Aim of the task.
Below are records; state how many of their lines hold the word "icon", and give only the figure.

(Raw records)
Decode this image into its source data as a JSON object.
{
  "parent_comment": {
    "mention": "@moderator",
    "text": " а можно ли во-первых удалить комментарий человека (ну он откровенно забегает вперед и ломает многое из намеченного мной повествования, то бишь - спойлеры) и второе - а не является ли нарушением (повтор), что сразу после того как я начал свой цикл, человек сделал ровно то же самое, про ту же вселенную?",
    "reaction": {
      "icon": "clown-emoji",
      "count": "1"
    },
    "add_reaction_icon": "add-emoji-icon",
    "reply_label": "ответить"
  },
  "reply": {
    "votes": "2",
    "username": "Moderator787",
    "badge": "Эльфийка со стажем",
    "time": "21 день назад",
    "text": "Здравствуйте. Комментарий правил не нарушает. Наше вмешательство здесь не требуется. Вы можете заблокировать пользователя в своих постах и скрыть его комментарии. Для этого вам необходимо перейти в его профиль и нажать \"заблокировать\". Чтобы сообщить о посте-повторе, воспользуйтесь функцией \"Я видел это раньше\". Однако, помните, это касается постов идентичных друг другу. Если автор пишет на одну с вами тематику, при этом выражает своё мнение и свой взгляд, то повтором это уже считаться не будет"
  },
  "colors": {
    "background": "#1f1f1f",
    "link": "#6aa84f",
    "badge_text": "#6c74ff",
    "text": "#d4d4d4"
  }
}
...
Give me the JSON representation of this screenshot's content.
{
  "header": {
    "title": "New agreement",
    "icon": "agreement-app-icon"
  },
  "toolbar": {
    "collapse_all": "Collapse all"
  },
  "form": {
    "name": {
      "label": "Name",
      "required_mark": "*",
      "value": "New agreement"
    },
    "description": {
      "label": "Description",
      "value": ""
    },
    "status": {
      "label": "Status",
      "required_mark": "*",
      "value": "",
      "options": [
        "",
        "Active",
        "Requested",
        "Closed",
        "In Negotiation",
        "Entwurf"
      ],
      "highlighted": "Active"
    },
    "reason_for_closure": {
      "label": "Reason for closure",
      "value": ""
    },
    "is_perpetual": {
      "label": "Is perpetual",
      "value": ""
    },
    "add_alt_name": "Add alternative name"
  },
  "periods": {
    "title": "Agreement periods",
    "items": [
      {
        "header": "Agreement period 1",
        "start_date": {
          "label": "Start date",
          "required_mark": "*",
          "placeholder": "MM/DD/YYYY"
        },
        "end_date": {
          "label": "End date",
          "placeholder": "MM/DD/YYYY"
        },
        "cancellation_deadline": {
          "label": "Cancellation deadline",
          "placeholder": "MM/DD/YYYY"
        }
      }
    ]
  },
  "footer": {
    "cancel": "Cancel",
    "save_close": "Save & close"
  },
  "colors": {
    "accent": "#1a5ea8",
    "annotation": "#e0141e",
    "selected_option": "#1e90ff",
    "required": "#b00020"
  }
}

Final answer.
3